#### What the task requires:
Print every line of the listing exactly, please.
** Start Material for the task **
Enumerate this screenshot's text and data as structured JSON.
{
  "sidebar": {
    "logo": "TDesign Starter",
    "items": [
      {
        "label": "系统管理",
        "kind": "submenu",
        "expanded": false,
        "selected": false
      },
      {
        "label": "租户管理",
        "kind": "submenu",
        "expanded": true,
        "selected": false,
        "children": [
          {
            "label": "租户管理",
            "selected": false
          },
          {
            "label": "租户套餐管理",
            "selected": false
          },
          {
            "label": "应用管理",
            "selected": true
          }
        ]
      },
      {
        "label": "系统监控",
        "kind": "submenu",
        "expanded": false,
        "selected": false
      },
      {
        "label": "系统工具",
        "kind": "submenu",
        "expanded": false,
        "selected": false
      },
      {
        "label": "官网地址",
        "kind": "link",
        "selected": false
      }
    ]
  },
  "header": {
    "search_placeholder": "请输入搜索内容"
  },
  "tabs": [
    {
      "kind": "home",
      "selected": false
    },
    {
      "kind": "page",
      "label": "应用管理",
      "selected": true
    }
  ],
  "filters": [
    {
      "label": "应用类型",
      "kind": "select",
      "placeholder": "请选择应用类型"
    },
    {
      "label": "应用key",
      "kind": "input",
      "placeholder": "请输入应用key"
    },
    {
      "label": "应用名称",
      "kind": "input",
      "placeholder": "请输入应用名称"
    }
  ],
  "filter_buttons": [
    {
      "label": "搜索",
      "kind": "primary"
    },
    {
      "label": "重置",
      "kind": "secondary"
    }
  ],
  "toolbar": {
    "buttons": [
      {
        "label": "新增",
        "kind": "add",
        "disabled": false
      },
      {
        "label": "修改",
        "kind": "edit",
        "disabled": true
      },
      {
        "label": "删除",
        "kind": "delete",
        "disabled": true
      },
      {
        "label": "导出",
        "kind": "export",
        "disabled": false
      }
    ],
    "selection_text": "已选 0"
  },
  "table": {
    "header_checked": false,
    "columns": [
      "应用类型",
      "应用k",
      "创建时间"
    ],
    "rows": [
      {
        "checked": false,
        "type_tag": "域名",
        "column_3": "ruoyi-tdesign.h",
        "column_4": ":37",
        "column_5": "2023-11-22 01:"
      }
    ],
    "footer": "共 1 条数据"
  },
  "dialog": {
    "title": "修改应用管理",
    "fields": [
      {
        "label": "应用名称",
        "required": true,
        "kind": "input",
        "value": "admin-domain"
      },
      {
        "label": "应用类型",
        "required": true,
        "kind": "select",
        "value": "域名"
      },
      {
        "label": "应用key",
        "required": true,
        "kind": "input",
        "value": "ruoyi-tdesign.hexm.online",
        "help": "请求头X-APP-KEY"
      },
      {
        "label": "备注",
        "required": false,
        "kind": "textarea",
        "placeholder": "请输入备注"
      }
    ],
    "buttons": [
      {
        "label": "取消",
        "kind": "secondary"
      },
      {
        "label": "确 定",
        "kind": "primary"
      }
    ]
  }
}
** End Material for the task **
#### Answer to this problem:
Enumerate this screenshot's text and data as structured JSON.
{
  "sidebar": {
    "logo": "TDesign Starter",
    "items": [
      {
        "label": "系统管理",
        "kind": "submenu",
        "expanded": false,
        "selected": false
      },
      {
        "label": "租户管理",
        "kind": "submenu",
        "expanded": true,
        "selected": false,
        "children": [
          {
            "label": "租户管理",
            "selected": false
          },
          {
            "label": "租户套餐管理",
            "selected": false
          },
          {
            "label": "应用管理",
            "selected": true
          }
        ]
      },
      {
        "label": "系统监控",
        "kind": "submenu",
        "expanded": false,
        "selected": false
      },
      {
        "label": "系统工具",
        "kind": "submenu",
        "expanded": false,
        "selected": false
      },
      {
        "label": "官网地址",
        "kind": "link",
        "selected": false
      }
    ]
  },
  "header": {
    "search_placeholder": "请输入搜索内容"
  },
  "tabs": [
    {
      "kind": "home",
      "selected": false
    },
    {
      "kind": "page",
      "label": "应用管理",
      "selected": true
    }
  ],
  "filters": [
    {
      "label": "应用类型",
      "kind": "select",
      "placeholder": "请选择应用类型"
    },
    {
      "label": "应用key",
      "kind": "input",
      "placeholder": "请输入应用key"
    },
    {
      "label": "应用名称",
      "kind": "input",
      "placeholder": "请输入应用名称"
    }
  ],
  "filter_buttons": [
    {
      "label": "搜索",
      "kind": "primary"
    },
    {
      "label": "重置",
      "kind": "secondary"
    }
  ],
  "toolbar": {
    "buttons": [
      {
        "label": "新增",
        "kind": "add",
        "disabled": false
      },
      {
        "label": "修改",
        "kind": "edit",
        "disabled": true
      },
      {
        "label": "删除",
        "kind": "delete",
        "disabled": true
      },
      {
        "label": "导出",
        "kind": "export",
        "disabled": false
      }
    ],
    "selection_text": "已选 0"
  },
  "table": {
    "header_checked": false,
    "columns": [
      "应用类型",
      "应用k",
      "创建时间"
    ],
    "rows": [
      {
        "checked": false,
        "type_tag": "域名",
        "column_3": "ruoyi-tdesign.h",
        "column_4": ":37",
        "column_5": "2023-11-22 01:"
      }
    ],
    "footer": "共 1 条数据"
  },
  "dialog": {
    "title": "修改应用管理",
    "fields": [
      {
        "label": "应用名称",
        "required": true,
        "kind": "input",
        "value": "admin-domain"
      },
      {
        "label": "应用类型",
        "required": true,
        "kind": "select",
        "value": "域名"
      },
      {
        "label": "应用key",
        "required": true,
        "kind": "input",
        "value": "ruoyi-tdesign.hexm.online",
        "help": "请求头X-APP-KEY"
      },
      {
        "label": "备注",
        "required": false,
        "kind": "textarea",
        "placeholder": "请输入备注"
      }
    ],
    "buttons": [
      {
        "label": "取消",
        "kind": "secondary"
      },
      {
        "label": "确 定",
        "kind": "primary"
      }
    ]
  }
}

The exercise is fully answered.